Dataset items
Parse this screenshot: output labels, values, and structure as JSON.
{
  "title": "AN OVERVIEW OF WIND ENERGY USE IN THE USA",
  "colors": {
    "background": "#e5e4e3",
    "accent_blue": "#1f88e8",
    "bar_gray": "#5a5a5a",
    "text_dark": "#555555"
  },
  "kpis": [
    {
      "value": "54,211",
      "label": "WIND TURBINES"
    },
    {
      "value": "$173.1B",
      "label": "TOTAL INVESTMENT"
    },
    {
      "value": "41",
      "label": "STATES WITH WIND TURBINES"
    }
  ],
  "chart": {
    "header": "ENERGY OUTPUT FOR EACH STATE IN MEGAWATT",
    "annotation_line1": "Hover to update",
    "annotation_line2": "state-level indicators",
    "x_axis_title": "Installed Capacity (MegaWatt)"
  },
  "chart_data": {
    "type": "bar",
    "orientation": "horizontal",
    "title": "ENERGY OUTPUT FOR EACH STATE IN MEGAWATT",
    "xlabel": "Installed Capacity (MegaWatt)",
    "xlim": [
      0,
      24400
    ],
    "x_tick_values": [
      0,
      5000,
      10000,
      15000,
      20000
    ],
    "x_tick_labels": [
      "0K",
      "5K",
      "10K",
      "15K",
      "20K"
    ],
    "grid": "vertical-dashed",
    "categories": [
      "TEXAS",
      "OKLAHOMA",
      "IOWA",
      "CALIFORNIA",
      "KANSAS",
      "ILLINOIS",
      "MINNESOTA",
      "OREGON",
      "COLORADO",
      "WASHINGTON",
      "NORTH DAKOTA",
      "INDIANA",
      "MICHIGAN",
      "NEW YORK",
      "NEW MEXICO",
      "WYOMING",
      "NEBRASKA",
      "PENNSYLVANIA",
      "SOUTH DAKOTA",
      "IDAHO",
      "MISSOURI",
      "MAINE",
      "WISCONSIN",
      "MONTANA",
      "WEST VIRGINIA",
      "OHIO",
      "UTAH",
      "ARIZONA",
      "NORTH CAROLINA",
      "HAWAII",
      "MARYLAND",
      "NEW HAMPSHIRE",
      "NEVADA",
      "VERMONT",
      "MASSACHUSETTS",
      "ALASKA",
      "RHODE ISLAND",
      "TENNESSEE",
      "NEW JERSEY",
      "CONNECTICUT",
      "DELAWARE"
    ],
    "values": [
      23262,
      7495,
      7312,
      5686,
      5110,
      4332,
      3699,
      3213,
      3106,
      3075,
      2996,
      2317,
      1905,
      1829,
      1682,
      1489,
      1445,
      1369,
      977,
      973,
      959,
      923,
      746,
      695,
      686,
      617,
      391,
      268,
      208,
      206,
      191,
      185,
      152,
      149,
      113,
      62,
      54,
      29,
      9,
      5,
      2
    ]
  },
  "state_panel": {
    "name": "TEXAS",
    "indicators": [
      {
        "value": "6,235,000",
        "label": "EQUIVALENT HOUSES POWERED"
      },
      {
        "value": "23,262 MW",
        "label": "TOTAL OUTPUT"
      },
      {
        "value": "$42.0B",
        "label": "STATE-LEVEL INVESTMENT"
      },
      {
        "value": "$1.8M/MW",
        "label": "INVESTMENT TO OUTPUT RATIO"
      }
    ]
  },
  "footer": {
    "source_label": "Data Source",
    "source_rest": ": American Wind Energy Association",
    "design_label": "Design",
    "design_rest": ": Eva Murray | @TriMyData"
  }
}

Task details :: Copy each line above where the string "Installed" occurs.

Right answer ::
    "x_axis_title": "Installed Capacity (MegaWatt)"
    "xlabel": "Installed Capacity (MegaWatt)",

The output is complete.